● **What needs to be done**:
Please write out the material below exactly as given.

Lines of data
============================================================

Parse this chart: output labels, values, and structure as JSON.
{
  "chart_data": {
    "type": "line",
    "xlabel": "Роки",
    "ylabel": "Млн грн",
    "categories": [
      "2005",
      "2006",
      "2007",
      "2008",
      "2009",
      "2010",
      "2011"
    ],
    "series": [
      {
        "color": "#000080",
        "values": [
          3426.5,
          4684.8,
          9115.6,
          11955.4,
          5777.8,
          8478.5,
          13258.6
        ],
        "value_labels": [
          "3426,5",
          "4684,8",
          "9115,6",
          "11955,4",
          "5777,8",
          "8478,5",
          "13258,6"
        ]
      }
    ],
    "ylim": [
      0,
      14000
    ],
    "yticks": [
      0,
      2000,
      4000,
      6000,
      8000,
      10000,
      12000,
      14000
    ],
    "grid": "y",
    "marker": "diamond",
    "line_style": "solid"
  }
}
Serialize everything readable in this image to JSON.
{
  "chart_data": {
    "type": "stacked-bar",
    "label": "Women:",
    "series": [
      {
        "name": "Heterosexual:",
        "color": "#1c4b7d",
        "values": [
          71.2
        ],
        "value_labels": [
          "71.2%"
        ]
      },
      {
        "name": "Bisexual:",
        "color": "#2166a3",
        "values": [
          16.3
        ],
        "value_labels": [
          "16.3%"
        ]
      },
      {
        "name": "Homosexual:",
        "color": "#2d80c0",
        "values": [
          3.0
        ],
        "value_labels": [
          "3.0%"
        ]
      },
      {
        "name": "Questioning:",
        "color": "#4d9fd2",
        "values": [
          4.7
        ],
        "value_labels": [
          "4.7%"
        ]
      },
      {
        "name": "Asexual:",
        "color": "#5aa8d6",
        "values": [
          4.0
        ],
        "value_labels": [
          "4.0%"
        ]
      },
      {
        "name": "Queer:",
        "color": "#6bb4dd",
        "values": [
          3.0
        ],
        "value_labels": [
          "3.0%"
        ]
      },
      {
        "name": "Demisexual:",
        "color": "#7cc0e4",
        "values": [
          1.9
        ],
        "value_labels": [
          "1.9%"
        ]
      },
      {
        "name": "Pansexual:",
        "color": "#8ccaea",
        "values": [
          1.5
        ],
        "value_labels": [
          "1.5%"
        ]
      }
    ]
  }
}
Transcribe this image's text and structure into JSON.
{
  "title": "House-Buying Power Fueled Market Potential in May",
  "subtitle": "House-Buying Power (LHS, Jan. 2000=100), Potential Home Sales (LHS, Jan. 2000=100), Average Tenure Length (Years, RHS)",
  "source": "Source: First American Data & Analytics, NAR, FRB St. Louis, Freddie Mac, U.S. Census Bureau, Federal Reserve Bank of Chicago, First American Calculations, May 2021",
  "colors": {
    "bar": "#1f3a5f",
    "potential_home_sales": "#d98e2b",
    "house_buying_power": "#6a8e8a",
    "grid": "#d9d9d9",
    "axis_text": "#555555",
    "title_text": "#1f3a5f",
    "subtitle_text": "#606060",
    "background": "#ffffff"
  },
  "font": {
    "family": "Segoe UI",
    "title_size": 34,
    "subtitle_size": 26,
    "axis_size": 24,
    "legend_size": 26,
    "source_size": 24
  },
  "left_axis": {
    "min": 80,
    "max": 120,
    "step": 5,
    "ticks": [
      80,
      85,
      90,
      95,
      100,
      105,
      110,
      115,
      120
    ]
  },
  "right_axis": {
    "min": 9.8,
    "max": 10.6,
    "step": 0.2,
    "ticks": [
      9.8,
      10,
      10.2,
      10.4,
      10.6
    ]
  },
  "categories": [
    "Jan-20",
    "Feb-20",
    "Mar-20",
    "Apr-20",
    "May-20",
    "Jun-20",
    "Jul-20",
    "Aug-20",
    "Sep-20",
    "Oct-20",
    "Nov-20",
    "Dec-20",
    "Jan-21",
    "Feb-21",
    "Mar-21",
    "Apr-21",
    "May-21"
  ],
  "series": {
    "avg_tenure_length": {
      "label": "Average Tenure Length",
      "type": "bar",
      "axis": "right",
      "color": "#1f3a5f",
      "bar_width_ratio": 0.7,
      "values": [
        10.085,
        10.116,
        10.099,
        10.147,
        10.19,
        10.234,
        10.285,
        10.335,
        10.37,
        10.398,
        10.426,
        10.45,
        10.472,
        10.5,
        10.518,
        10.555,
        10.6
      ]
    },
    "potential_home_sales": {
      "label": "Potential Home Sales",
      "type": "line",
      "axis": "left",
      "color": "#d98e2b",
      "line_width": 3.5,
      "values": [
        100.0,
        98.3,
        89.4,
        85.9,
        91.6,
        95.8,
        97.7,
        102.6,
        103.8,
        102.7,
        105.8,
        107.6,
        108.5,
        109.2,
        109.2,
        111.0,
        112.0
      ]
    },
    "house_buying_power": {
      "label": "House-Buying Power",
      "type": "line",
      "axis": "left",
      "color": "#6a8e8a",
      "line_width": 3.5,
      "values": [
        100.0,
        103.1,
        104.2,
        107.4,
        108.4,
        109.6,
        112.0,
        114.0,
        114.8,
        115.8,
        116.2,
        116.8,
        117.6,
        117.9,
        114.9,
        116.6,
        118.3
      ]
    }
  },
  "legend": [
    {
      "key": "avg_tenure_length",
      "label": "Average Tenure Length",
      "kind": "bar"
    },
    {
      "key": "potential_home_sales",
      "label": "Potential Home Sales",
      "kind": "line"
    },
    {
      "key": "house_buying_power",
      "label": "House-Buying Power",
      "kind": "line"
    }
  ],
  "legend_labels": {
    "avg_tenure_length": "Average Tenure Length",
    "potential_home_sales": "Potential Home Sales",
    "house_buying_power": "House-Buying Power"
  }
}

============================================================

● **Task response**:
Parse this chart: output labels, values, and structure as JSON.
{
  "chart_data": {
    "type": "line",
    "xlabel": "Роки",
    "ylabel": "Млн грн",
    "categories": [
      "2005",
      "2006",
      "2007",
      "2008",
      "2009",
      "2010",
      "2011"
    ],
    "series": [
      {
        "color": "#000080",
        "values": [
          3426.5,
          4684.8,
          9115.6,
          11955.4,
          5777.8,
          8478.5,
          13258.6
        ],
        "value_labels": [
          "3426,5",
          "4684,8",
          "9115,6",
          "11955,4",
          "5777,8",
          "8478,5",
          "13258,6"
        ]
      }
    ],
    "ylim": [
      0,
      14000
    ],
    "yticks": [
      0,
      2000,
      4000,
      6000,
      8000,
      10000,
      12000,
      14000
    ],
    "grid": "y",
    "marker": "diamond",
    "line_style": "solid"
  }
}
Serialize everything readable in this image to JSON.
{
  "chart_data": {
    "type": "stacked-bar",
    "label": "Women:",
    "series": [
      {
        "name": "Heterosexual:",
        "color": "#1c4b7d",
        "values": [
          71.2
        ],
        "value_labels": [
          "71.2%"
        ]
      },
      {
        "name": "Bisexual:",
        "color": "#2166a3",
        "values": [
          16.3
        ],
        "value_labels": [
          "16.3%"
        ]
      },
      {
        "name": "Homosexual:",
        "color": "#2d80c0",
        "values": [
          3.0
        ],
        "value_labels": [
          "3.0%"
        ]
      },
      {
        "name": "Questioning:",
        "color": "#4d9fd2",
        "values": [
          4.7
        ],
        "value_labels": [
          "4.7%"
        ]
      },
      {
        "name": "Asexual:",
        "color": "#5aa8d6",
        "values": [
          4.0
        ],
        "value_labels": [
          "4.0%"
        ]
      },
      {
        "name": "Queer:",
        "color": "#6bb4dd",
        "values": [
          3.0
        ],
        "value_labels": [
          "3.0%"
        ]
      },
      {
        "name": "Demisexual:",
        "color": "#7cc0e4",
        "values": [
          1.9
        ],
        "value_labels": [
          "1.9%"
        ]
      },
      {
        "name": "Pansexual:",
        "color": "#8ccaea",
        "values": [
          1.5
        ],
        "value_labels": [
          "1.5%"
        ]
      }
    ]
  }
}
Transcribe this image's text and structure into JSON.
{
  "title": "House-Buying Power Fueled Market Potential in May",
  "subtitle": "House-Buying Power (LHS, Jan. 2000=100), Potential Home Sales (LHS, Jan. 2000=100), Average Tenure Length (Years, RHS)",
  "source": "Source: First American Data & Analytics, NAR, FRB St. Louis, Freddie Mac, U.S. Census Bureau, Federal Reserve Bank of Chicago, First American Calculations, May 2021",
  "colors": {
    "bar": "#1f3a5f",
    "potential_home_sales": "#d98e2b",
    "house_buying_power": "#6a8e8a",
    "grid": "#d9d9d9",
    "axis_text": "#555555",
    "title_text": "#1f3a5f",
    "subtitle_text": "#606060",
    "background": "#ffffff"
  },
  "font": {
    "family": "Segoe UI",
    "title_size": 34,
    "subtitle_size": 26,
    "axis_size": 24,
    "legend_size": 26,
    "source_size": 24
  },
  "left_axis": {
    "min": 80,
    "max": 120,
    "step": 5,
    "ticks": [
      80,
      85,
      90,
      95,
      100,
      105,
      110,
      115,
      120
    ]
  },
  "right_axis": {
    "min": 9.8,
    "max": 10.6,
    "step": 0.2,
    "ticks": [
      9.8,
      10,
      10.2,
      10.4,
      10.6
    ]
  },
  "categories": [
    "Jan-20",
    "Feb-20",
    "Mar-20",
    "Apr-20",
    "May-20",
    "Jun-20",
    "Jul-20",
    "Aug-20",
    "Sep-20",
    "Oct-20",
    "Nov-20",
    "Dec-20",
    "Jan-21",
    "Feb-21",
    "Mar-21",
    "Apr-21",
    "May-21"
  ],
  "series": {
    "avg_tenure_length": {
      "label": "Average Tenure Length",
      "type": "bar",
      "axis": "right",
      "color": "#1f3a5f",
      "bar_width_ratio": 0.7,
      "values": [
        10.085,
        10.116,
        10.099,
        10.147,
        10.19,
        10.234,
        10.285,
        10.335,
        10.37,
        10.398,
        10.426,
        10.45,
        10.472,
        10.5,
        10.518,
        10.555,
        10.6
      ]
    },
    "potential_home_sales": {
      "label": "Potential Home Sales",
      "type": "line",
      "axis": "left",
      "color": "#d98e2b",
      "line_width": 3.5,
      "values": [
        100.0,
        98.3,
        89.4,
        85.9,
        91.6,
        95.8,
        97.7,
        102.6,
        103.8,
        102.7,
        105.8,
        107.6,
        108.5,
        109.2,
        109.2,
        111.0,
        112.0
      ]
    },
    "house_buying_power": {
      "label": "House-Buying Power",
      "type": "line",
      "axis": "left",
      "color": "#6a8e8a",
      "line_width": 3.5,
      "values": [
        100.0,
        103.1,
        104.2,
        107.4,
        108.4,
        109.6,
        112.0,
        114.0,
        114.8,
        115.8,
        116.2,
        116.8,
        117.6,
        117.9,
        114.9,
        116.6,
        118.3
      ]
    }
  },
  "legend": [
    {
      "key": "avg_tenure_length",
      "label": "Average Tenure Length",
      "kind": "bar"
    },
    {
      "key": "potential_home_sales",
      "label": "Potential Home Sales",
      "kind": "line"
    },
    {
      "key": "house_buying_power",
      "label": "House-Buying Power",
      "kind": "line"
    }
  ],
  "legend_labels": {
    "avg_tenure_length": "Average Tenure Length",
    "potential_home_sales": "Potential Home Sales",
    "house_buying_power": "House-Buying Power"
  }
}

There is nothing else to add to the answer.